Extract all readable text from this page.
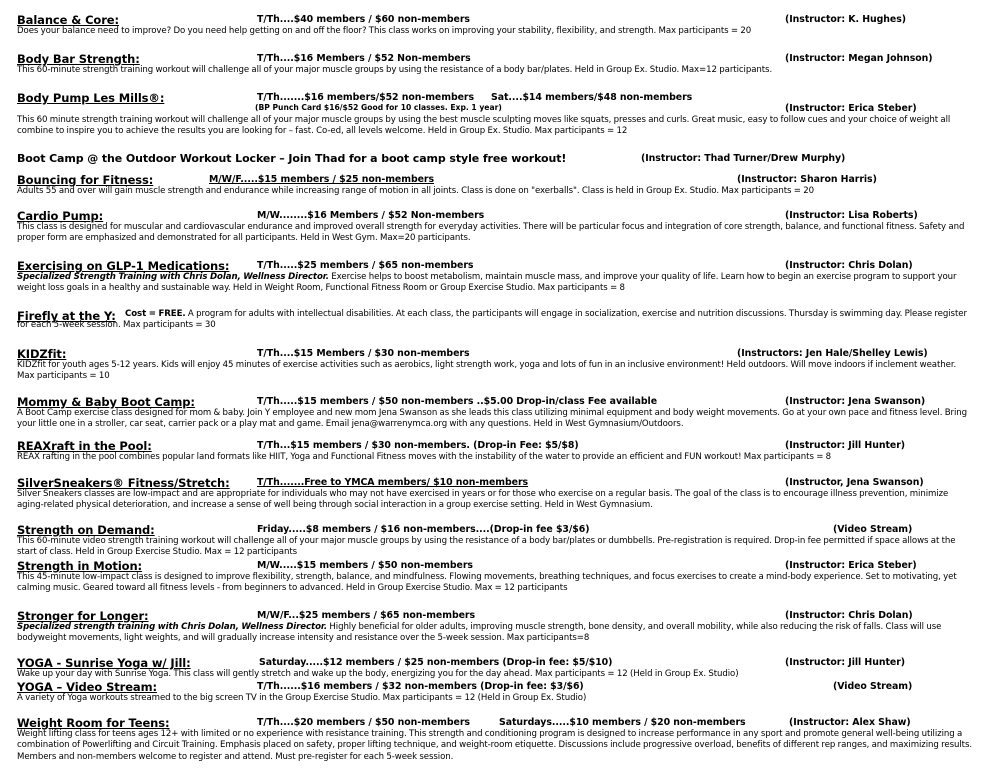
Balance & Core:	T/Th....$40 members / $60 non-members	(Instructor: K. Hughes)
Does your balance need to improve? Do you need help getting on and off the floor? This class works on improving your stability, flexibility, and strength. Max participants = 20
Body Bar Strength:	T/Th....$16 Members / $52 Non-members	(Instructor: Megan Johnson)
This 60-minute strength training workout will challenge all of your major muscle groups by using the resistance of a body bar/plates. Held in Group Ex. Studio. Max=12 participants.
Body Pump Les Mills®:	T/Th.......$16 members/$52 non-members Sat....$14 members/$48 non-members
(BP Punch Card $16/$52 Good for 10 classes. Exp. 1 year)	(Instructor: Erica Steber)
This 60 minute strength training workout will challenge all of your major muscle groups by using the best muscle sculpting moves like squats, presses and curls. Great music, easy to follow cues and your choice of weight all combine to inspire you to achieve the results you are looking for – fast. Co-ed, all levels welcome. Held in Group Ex. Studio. Max participants = 12
Boot Camp @ the Outdoor Workout Locker – Join Thad for a boot camp style free workout!	(Instructor: Thad Turner/Drew Murphy)
Bouncing for Fitness:	M/W/F.....$15 members / $25 non-members	(Instructor: Sharon Harris)
Adults 55 and over will gain muscle strength and endurance while increasing range of motion in all joints. Class is done on "exerballs". Class is held in Group Ex. Studio. Max participants = 20
Cardio Pump:	M/W........$16 Members / $52 Non-members	(Instructor: Lisa Roberts)
This class is designed for muscular and cardiovascular endurance and improved overall strength for everyday activities. There will be particular focus and integration of core strength, balance, and functional fitness. Safety and proper form are emphasized and demonstrated for all participants. Held in West Gym. Max=20 participants.
Exercising on GLP-1 Medications:	T/Th.....$25 members / $65 non-members	(Instructor: Chris Dolan)
Specialized Strength Training with Chris Dolan, Wellness Director. Exercise helps to boost metabolism, maintain muscle mass, and improve your quality of life. Learn how to begin an exercise program to support your weight loss goals in a healthy and sustainable way. Held in Weight Room, Functional Fitness Room or Group Exercise Studio. Max participants = 8
Firefly at the Y:	Cost = FREE. A program for adults with intellectual disabilities. At each class, the participants will engage in socialization, exercise and nutrition discussions. Thursday is swimming day. Please register for each 5-week session. Max participants = 30
KIDZfit:	T/Th....$15 Members / $30 non-members	(Instructors: Jen Hale/Shelley Lewis)
KIDZfit for youth ages 5-12 years. Kids will enjoy 45 minutes of exercise activities such as aerobics, light strength work, yoga and lots of fun in an inclusive environment! Held outdoors. Will move indoors if inclement weather. Max participants = 10
Mommy & Baby Boot Camp:	T/Th.....$15 members / $50 non-members ..$5.00 Drop-in/class Fee available	(Instructor: Jena Swanson)
A Boot Camp exercise class designed for mom & baby. Join Y employee and new mom Jena Swanson as she leads this class utilizing minimal equipment and body weight movements. Go at your own pace and fitness level. Bring your little one in a stroller, car seat, carrier pack or a play mat and game. Email jena@warrenymca.org with any questions. Held in West Gymnasium/Outdoors.
REAXraft in the Pool:	T/Th...$15 members / $30 non-members. (Drop-in Fee: $5/$8)	(Instructor: Jill Hunter)
REAX rafting in the pool combines popular land formats like HIIT, Yoga and Functional Fitness moves with the instability of the water to provide an efficient and FUN workout! Max participants = 8
SilverSneakers® Fitness/Stretch:	T/Th.......Free to YMCA members/ $10 non-members	(Instructor, Jena Swanson)
Silver Sneakers classes are low-impact and are appropriate for individuals who may not have exercised in years or for those who exercise on a regular basis. The goal of the class is to encourage illness prevention, minimize aging-related physical deterioration, and increase a sense of well being through social interaction in a group exercise setting. Held in West Gymnasium.
Strength on Demand:	Friday.....$8 members / $16 non-members....(Drop-in fee $3/$6)	(Video Stream)
This 60-minute video strength training workout will challenge all of your major muscle groups by using the resistance of a body bar/plates or dumbbells. Pre-registration is required. Drop-in fee permitted if space allows at the start of class. Held in Group Exercise Studio. Max = 12 participants
Strength in Motion:	M/W.....$15 members / $50 non-members	(Instructor: Erica Steber)
This 45-minute low-impact class is designed to improve flexibility, strength, balance, and mindfulness. Flowing movements, breathing techniques, and focus exercises to create a mind-body experience. Set to motivating, yet calming music. Geared toward all fitness levels - from beginners to advanced. Held in Group Exercise Studio. Max = 12 participants
Stronger for Longer:	M/W/F...$25 members / $65 non-members	(Instructor: Chris Dolan)
Specialized strength training with Chris Dolan, Wellness Director. Highly beneficial for older adults, improving muscle strength, bone density, and overall mobility, while also reducing the risk of falls. Class will use bodyweight movements, light weights, and will gradually increase intensity and resistance over the 5-week session. Max participants=8
YOGA - Sunrise Yoga w/ Jill:	Saturday.....$12 members / $25 non-members (Drop-in fee: $5/$10)	(Instructor: Jill Hunter)
Wake up your day with Sunrise Yoga. This class will gently stretch and wake up the body, energizing you for the day ahead. Max participants = 12 (Held in Group Ex. Studio)
YOGA – Video Stream:	T/Th......$16 members / $32 non-members (Drop-in fee: $3/$6)	(Video Stream)
A variety of Yoga workouts streamed to the big screen TV in the Group Exercise Studio. Max participants = 12 (Held in Group Ex. Studio)
Weight Room for Teens:	T/Th....$20 members / $50 non-members	Saturdays.....$10 members / $20 non-members	(Instructor: Alex Shaw)
Weight lifting class for teens ages 12+ with limited or no experience with resistance training. This strength and conditioning program is designed to increase performance in any sport and promote general well-being utilizing a combination of Powerlifting and Circuit Training. Emphasis placed on safety, proper lifting technique, and weight-room etiquette. Discussions include progressive overload, benefits of different rep ranges, and maximizing results. Members and non-members welcome to register and attend. Must pre-register for each 5-week session.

SHORT EXERCISE:
Read the entries above, then pull out the lines that include "Erica".

TASK ANSWER:
(BP Punch Card $16/$52 Good for 10 classes. Exp. 1 year)	(Instructor: Erica Steber)
Strength in Motion:	M/W.....$15 members / $50 non-members	(Instructor: Erica Steber)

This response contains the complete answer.